Given problem: From the listing below, pull out all lines with "count" in them.

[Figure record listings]
- - - -

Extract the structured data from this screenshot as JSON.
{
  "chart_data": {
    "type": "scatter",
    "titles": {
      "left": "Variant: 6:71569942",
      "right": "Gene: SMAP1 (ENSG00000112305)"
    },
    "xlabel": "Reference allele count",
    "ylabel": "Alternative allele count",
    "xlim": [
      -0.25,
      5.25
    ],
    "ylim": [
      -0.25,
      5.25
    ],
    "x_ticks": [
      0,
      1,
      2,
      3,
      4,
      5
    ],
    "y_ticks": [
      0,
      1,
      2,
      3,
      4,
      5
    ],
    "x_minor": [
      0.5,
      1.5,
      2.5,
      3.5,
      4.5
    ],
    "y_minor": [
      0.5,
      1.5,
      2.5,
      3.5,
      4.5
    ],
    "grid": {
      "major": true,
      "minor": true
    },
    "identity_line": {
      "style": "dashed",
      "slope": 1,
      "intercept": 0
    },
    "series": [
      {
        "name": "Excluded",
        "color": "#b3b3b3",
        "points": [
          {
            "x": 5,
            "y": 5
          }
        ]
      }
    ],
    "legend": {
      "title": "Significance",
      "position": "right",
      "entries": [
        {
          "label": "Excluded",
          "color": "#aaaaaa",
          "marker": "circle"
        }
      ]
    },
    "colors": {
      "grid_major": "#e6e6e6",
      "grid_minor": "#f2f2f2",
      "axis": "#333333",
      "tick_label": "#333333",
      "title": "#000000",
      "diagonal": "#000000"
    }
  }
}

- - - -

Response for this exercise:
    "xlabel": "Reference allele count",
    "ylabel": "Alternative allele count",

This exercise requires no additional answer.